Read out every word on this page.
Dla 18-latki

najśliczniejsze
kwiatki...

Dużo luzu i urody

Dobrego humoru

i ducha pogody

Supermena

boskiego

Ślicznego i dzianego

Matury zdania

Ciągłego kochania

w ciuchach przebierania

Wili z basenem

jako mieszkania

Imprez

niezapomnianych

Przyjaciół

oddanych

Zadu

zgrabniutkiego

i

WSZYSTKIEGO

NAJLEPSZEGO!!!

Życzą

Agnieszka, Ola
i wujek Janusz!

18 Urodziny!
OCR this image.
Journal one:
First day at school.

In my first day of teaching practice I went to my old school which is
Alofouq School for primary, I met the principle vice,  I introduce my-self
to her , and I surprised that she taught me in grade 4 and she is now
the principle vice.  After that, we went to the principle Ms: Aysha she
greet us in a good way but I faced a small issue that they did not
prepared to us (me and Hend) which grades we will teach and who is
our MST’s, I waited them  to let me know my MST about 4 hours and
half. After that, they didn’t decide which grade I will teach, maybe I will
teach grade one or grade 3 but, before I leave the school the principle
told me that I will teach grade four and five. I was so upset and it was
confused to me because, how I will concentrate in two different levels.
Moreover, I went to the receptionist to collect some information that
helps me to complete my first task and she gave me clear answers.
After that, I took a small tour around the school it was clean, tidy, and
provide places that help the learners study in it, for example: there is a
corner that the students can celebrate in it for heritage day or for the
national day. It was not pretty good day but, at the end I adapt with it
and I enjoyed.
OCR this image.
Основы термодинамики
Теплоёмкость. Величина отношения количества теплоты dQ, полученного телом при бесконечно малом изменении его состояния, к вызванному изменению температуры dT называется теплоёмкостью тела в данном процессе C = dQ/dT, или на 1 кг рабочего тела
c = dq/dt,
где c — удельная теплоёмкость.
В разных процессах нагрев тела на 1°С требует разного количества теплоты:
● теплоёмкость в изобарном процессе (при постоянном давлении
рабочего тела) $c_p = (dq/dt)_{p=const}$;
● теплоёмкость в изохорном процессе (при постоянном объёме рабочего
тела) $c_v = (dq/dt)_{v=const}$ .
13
*-*-*
**Directions**
From the data above, extract every line in its exact form.

**Result of the exercise**
Read out every word on this page.
Dla 18-latki

najśliczniejsze
kwiatki...

Dużo luzu i urody

Dobrego humoru

i ducha pogody

Supermena

boskiego

Ślicznego i dzianego

Matury zdania

Ciągłego kochania

w ciuchach przebierania

Wili z basenem

jako mieszkania

Imprez

niezapomnianych

Przyjaciół

oddanych

Zadu

zgrabniutkiego

i

WSZYSTKIEGO

NAJLEPSZEGO!!!

Życzą

Agnieszka, Ola
i wujek Janusz!

18 Urodziny!
OCR this image.
Journal one:
First day at school.

In my first day of teaching practice I went to my old school which is
Alofouq School for primary, I met the principle vice,  I introduce my-self
to her , and I surprised that she taught me in grade 4 and she is now
the principle vice.  After that, we went to the principle Ms: Aysha she
greet us in a good way but I faced a small issue that they did not
prepared to us (me and Hend) which grades we will teach and who is
our MST’s, I waited them  to let me know my MST about 4 hours and
half. After that, they didn’t decide which grade I will teach, maybe I will
teach grade one or grade 3 but, before I leave the school the principle
told me that I will teach grade four and five. I was so upset and it was
confused to me because, how I will concentrate in two different levels.
Moreover, I went to the receptionist to collect some information that
helps me to complete my first task and she gave me clear answers.
After that, I took a small tour around the school it was clean, tidy, and
provide places that help the learners study in it, for example: there is a
corner that the students can celebrate in it for heritage day or for the
national day. It was not pretty good day but, at the end I adapt with it
and I enjoyed.
OCR this image.
Основы термодинамики
Теплоёмкость. Величина отношения количества теплоты dQ, полученного телом при бесконечно малом изменении его состояния, к вызванному изменению температуры dT называется теплоёмкостью тела в данном процессе C = dQ/dT, или на 1 кг рабочего тела
c = dq/dt,
где c — удельная теплоёмкость.
В разных процессах нагрев тела на 1°С требует разного количества теплоты:
● теплоёмкость в изобарном процессе (при постоянном давлении
рабочего тела) $c_p = (dq/dt)_{p=const}$;
● теплоёмкость в изохорном процессе (при постоянном объёме рабочего
тела) $c_v = (dq/dt)_{v=const}$ .
13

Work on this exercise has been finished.